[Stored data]
┌────────

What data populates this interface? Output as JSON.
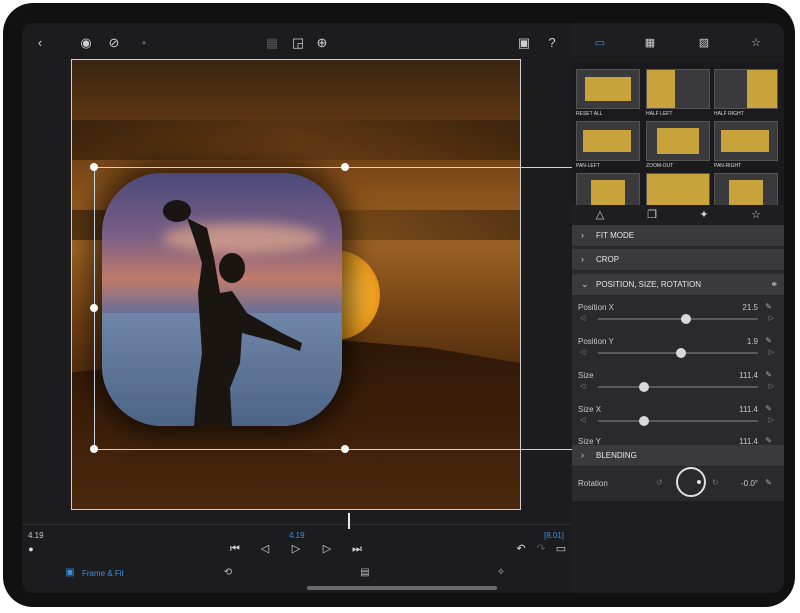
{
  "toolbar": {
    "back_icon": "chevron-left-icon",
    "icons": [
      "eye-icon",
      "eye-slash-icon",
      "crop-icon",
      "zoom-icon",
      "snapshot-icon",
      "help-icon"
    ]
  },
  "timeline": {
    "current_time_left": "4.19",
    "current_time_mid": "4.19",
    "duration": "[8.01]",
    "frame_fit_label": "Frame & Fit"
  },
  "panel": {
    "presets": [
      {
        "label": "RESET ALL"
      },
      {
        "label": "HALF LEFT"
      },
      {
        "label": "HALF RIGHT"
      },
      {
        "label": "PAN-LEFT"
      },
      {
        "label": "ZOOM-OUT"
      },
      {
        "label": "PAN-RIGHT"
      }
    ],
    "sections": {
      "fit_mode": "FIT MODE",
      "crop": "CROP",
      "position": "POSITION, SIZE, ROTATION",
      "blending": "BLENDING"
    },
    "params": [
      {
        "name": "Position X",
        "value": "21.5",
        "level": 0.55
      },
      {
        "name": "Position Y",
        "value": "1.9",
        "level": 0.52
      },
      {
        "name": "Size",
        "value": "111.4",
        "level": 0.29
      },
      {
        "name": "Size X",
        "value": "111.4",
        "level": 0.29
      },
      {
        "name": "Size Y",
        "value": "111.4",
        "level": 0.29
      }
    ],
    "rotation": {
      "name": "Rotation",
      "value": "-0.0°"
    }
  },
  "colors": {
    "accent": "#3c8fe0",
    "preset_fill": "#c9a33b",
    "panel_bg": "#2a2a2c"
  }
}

└────────
┌────────

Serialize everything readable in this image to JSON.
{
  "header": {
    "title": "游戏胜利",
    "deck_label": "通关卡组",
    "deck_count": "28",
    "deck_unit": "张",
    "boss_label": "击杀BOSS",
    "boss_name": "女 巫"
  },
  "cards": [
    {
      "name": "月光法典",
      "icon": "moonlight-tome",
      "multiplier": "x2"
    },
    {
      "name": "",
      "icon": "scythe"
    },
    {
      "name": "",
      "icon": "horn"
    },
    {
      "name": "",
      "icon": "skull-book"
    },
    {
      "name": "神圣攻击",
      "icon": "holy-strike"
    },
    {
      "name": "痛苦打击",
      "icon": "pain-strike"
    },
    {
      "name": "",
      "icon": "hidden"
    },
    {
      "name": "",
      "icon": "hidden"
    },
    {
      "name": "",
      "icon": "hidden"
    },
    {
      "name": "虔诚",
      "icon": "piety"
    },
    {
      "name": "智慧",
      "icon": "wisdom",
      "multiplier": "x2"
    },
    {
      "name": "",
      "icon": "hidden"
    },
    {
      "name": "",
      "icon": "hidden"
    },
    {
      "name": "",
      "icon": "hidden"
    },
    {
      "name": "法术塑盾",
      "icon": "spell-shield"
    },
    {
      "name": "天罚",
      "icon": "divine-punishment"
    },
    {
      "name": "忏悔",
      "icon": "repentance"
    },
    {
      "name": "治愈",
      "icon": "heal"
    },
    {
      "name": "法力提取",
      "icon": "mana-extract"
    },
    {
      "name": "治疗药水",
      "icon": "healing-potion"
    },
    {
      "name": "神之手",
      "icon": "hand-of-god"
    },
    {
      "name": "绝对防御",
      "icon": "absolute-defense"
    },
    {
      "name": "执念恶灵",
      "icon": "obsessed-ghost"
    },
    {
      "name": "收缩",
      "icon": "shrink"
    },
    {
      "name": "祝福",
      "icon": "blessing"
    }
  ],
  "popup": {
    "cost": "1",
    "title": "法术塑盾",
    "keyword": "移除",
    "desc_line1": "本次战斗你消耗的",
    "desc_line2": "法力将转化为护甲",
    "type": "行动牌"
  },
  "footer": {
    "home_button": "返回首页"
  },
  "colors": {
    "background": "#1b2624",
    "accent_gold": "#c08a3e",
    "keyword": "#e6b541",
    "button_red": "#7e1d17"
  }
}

└────────
┌────────

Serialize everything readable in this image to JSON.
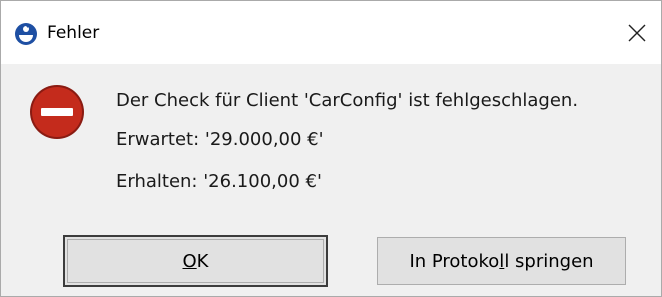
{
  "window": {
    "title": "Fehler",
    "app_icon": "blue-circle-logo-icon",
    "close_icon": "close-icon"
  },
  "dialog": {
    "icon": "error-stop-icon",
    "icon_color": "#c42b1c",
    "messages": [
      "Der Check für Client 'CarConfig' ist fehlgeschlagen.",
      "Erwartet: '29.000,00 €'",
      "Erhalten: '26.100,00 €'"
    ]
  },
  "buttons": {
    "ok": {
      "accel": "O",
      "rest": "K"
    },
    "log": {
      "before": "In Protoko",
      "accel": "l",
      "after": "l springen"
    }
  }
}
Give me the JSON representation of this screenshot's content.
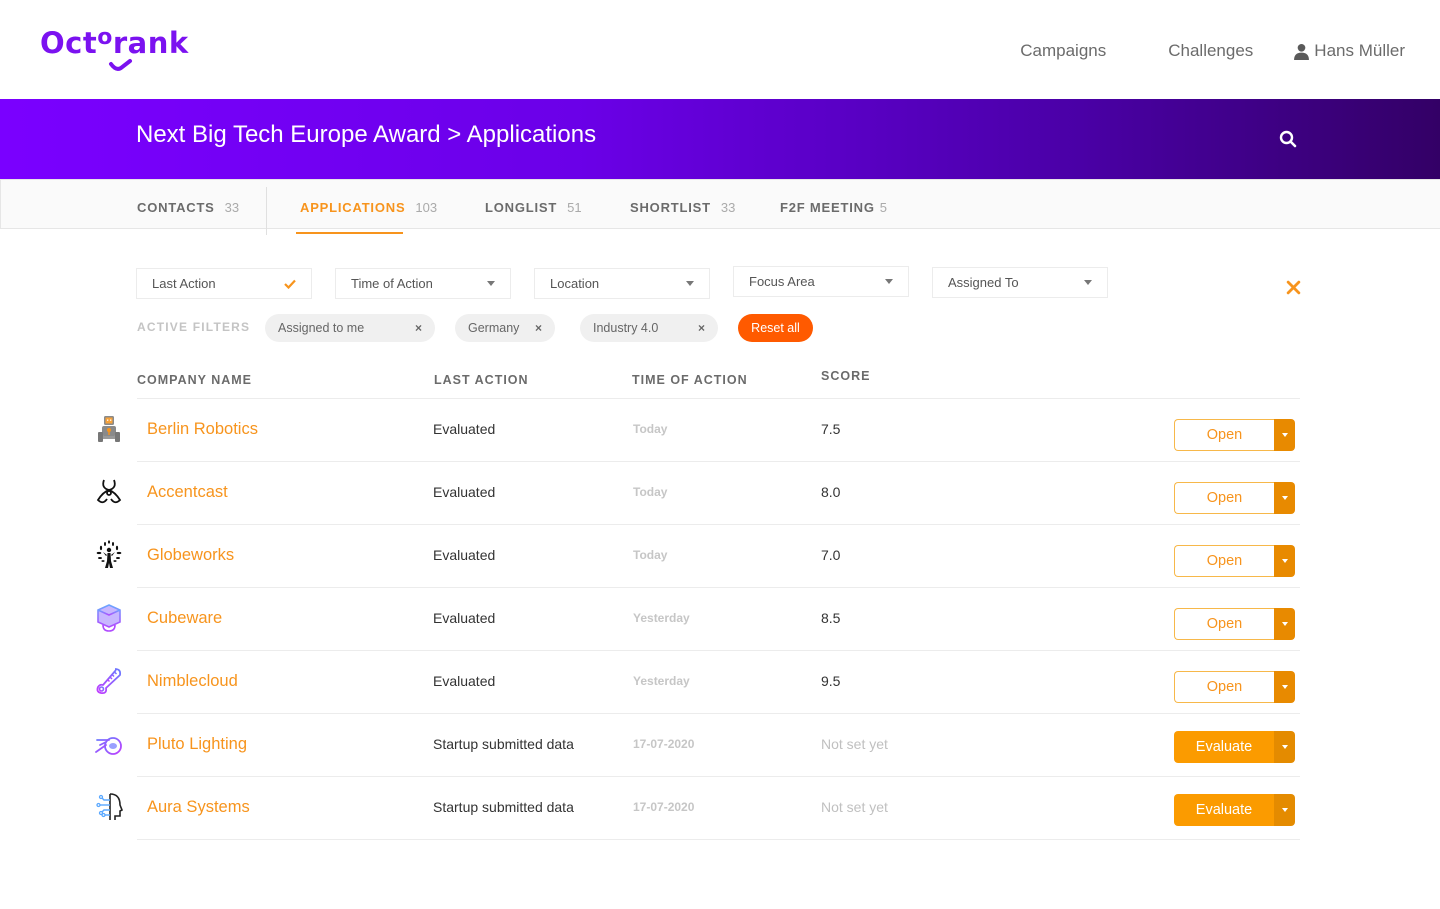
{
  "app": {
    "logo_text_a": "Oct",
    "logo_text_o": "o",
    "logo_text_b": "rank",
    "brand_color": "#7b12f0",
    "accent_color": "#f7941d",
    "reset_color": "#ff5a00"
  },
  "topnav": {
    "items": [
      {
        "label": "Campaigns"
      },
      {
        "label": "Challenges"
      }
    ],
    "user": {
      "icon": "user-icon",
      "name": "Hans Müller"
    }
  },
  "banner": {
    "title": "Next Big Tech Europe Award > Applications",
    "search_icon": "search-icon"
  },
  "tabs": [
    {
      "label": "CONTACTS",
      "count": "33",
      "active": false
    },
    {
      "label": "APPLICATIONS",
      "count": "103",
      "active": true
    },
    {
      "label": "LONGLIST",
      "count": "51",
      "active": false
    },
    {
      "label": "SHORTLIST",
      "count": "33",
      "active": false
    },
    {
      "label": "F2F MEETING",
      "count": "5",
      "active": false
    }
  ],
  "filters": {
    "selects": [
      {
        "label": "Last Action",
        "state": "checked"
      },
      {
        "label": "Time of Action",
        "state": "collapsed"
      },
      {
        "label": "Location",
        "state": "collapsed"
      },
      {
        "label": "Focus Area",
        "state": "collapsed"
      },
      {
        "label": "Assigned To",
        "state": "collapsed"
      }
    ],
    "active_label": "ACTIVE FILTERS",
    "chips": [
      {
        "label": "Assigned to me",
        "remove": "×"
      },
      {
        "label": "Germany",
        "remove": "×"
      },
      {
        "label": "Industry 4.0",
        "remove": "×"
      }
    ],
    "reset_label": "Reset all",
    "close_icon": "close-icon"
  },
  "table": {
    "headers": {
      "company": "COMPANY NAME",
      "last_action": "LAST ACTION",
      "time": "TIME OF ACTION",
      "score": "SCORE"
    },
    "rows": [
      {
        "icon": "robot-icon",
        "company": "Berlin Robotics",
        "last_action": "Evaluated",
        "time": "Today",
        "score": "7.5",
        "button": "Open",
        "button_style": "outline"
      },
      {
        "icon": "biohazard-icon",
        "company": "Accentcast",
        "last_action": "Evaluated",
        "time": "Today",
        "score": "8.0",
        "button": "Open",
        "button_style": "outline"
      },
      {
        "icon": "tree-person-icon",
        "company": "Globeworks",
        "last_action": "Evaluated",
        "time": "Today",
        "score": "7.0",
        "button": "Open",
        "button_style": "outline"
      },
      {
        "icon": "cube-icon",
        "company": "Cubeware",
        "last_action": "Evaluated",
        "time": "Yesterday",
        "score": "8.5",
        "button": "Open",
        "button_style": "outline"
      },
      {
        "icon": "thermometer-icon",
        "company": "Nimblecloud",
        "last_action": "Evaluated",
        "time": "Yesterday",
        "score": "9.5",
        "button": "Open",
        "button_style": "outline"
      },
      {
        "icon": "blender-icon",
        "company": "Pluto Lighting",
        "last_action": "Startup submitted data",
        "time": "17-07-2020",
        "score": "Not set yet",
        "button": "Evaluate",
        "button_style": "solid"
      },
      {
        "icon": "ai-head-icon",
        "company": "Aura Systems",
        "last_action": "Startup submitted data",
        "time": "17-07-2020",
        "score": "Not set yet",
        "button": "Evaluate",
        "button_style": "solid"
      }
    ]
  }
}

└────────

▶ **Task to complete**
Each line with the string "company" in it needs to be found and copied.

▶ **Worked answer**
      "company": "COMPANY NAME",
        "company": "Berlin Robotics",
        "company": "Accentcast",
        "company": "Globeworks",
        "company": "Cubeware",
        "company": "Nimblecloud",
        "company": "Pluto Lighting",
        "company": "Aura Systems",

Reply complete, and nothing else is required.